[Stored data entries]

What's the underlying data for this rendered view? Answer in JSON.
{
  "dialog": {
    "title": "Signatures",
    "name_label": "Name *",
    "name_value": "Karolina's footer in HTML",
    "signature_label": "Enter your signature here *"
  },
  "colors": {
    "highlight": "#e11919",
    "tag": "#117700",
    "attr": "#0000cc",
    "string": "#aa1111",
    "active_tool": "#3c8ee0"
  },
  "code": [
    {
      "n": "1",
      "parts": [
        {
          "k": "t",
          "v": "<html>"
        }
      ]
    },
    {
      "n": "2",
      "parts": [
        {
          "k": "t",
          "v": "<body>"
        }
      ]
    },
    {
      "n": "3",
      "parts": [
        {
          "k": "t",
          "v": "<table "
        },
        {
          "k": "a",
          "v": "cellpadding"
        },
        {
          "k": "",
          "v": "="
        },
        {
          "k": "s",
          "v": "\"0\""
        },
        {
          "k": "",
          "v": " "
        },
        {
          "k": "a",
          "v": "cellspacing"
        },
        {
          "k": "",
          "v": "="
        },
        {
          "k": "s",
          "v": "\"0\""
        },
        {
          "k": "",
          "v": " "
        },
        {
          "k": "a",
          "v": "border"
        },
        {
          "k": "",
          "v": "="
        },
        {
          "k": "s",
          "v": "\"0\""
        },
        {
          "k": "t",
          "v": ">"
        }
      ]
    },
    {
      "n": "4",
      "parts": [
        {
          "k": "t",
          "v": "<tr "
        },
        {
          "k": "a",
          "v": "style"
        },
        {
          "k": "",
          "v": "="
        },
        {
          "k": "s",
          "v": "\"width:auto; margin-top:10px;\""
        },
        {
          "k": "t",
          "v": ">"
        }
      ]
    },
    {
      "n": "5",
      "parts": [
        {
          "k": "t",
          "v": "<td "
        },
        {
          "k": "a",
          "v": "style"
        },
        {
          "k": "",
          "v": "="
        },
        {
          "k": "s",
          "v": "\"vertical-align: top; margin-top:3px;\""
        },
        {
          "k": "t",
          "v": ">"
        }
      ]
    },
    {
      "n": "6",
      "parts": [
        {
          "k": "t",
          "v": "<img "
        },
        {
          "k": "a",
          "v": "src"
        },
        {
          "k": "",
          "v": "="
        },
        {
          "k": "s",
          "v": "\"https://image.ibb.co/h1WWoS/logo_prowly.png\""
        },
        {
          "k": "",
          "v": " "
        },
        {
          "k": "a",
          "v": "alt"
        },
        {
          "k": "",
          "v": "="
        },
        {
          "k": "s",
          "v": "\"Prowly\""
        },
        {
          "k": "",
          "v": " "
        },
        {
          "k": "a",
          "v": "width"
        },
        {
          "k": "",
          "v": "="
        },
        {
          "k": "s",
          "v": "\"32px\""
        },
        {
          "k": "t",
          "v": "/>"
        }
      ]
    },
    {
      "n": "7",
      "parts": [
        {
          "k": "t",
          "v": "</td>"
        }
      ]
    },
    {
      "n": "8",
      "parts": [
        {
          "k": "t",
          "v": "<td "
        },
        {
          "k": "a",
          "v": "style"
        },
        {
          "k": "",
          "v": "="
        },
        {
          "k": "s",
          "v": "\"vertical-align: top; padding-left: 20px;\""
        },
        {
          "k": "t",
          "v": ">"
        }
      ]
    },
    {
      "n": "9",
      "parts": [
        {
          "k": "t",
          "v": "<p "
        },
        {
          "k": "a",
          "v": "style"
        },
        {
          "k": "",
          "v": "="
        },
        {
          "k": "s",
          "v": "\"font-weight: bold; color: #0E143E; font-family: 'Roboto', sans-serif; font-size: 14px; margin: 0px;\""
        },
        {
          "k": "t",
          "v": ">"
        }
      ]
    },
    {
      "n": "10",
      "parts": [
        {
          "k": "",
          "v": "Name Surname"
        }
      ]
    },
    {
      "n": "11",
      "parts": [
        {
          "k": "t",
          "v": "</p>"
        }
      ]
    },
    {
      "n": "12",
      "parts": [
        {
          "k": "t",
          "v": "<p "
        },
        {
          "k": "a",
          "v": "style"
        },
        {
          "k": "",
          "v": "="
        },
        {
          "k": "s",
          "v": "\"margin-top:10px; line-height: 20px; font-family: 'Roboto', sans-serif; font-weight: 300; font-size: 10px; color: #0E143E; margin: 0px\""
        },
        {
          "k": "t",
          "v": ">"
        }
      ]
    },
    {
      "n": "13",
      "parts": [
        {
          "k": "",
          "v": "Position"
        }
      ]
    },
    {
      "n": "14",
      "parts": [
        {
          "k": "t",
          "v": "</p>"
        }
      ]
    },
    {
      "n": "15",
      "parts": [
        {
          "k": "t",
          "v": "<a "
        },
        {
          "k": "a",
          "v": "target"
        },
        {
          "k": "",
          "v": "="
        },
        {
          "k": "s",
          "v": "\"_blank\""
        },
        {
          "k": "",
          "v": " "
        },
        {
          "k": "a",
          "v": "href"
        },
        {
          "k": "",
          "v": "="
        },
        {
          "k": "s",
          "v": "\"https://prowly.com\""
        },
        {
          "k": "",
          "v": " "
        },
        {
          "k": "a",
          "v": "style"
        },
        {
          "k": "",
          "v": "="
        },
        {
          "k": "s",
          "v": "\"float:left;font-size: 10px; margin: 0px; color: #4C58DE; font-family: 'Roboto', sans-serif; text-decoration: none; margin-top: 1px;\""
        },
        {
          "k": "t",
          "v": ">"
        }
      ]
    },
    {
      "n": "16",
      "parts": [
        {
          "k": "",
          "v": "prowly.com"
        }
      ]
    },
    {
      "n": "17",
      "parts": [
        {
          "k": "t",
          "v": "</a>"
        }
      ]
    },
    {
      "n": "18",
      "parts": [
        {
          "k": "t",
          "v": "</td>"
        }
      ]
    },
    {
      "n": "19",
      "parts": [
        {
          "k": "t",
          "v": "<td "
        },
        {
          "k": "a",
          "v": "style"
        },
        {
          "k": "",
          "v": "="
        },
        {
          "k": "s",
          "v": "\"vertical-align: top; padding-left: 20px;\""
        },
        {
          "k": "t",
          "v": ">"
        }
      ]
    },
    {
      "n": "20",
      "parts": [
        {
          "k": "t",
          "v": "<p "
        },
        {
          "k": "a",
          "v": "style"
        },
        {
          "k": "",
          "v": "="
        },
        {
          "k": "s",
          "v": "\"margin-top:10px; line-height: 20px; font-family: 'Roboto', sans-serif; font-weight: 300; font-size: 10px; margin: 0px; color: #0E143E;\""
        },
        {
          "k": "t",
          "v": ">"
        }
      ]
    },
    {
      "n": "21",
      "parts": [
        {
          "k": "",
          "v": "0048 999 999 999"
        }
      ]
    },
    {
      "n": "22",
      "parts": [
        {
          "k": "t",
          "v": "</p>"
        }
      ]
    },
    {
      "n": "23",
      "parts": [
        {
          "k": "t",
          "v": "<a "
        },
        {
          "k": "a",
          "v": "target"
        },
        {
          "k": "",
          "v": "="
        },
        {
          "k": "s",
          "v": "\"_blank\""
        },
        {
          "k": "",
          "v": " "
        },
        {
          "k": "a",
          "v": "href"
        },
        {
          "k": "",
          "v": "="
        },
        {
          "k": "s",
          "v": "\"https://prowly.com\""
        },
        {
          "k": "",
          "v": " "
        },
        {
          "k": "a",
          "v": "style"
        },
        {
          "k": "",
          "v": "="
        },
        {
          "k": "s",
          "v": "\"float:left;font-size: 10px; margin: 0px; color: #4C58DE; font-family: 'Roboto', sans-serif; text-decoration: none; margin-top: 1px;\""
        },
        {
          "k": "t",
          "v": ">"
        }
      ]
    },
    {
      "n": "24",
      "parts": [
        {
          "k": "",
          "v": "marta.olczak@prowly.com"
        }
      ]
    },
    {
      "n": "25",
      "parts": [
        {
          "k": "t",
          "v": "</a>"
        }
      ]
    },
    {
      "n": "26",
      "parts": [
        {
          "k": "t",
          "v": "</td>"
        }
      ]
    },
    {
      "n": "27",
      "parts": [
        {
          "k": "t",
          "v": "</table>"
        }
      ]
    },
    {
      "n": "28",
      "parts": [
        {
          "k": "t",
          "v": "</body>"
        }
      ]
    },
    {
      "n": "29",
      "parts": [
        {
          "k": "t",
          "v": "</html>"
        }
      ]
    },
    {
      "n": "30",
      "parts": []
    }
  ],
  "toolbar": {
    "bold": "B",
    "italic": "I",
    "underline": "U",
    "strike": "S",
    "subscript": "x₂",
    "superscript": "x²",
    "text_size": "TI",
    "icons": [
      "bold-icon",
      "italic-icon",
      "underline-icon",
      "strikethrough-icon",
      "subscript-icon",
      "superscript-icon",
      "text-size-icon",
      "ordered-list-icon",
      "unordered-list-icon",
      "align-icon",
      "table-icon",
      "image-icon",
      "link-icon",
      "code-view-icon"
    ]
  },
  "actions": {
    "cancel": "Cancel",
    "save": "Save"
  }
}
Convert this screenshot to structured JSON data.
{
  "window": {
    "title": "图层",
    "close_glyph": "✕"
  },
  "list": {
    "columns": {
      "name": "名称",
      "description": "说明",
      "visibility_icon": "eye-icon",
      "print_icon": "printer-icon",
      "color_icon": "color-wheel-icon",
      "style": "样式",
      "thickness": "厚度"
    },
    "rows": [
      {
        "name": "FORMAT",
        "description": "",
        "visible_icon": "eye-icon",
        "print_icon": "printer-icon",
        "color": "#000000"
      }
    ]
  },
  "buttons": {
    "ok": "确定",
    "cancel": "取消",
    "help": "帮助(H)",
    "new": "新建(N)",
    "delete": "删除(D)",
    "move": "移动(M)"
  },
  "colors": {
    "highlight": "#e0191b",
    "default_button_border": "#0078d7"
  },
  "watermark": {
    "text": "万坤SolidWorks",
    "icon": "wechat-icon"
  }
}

#### Short exercise:
Starting at the line that contains "Convert this screenshot", quote each remaining line of the entries above, unchanged.

#### The completed task:
Convert this screenshot to structured JSON data.
{
  "window": {
    "title": "图层",
    "close_glyph": "✕"
  },
  "list": {
    "columns": {
      "name": "名称",
      "description": "说明",
      "visibility_icon": "eye-icon",
      "print_icon": "printer-icon",
      "color_icon": "color-wheel-icon",
      "style": "样式",
      "thickness": "厚度"
    },
    "rows": [
      {
        "name": "FORMAT",
        "description": "",
        "visible_icon": "eye-icon",
        "print_icon": "printer-icon",
        "color": "#000000"
      }
    ]
  },
  "buttons": {
    "ok": "确定",
    "cancel": "取消",
    "help": "帮助(H)",
    "new": "新建(N)",
    "delete": "删除(D)",
    "move": "移动(M)"
  },
  "colors": {
    "highlight": "#e0191b",
    "default_button_border": "#0078d7"
  },
  "watermark": {
    "text": "万坤SolidWorks",
    "icon": "wechat-icon"
  }
}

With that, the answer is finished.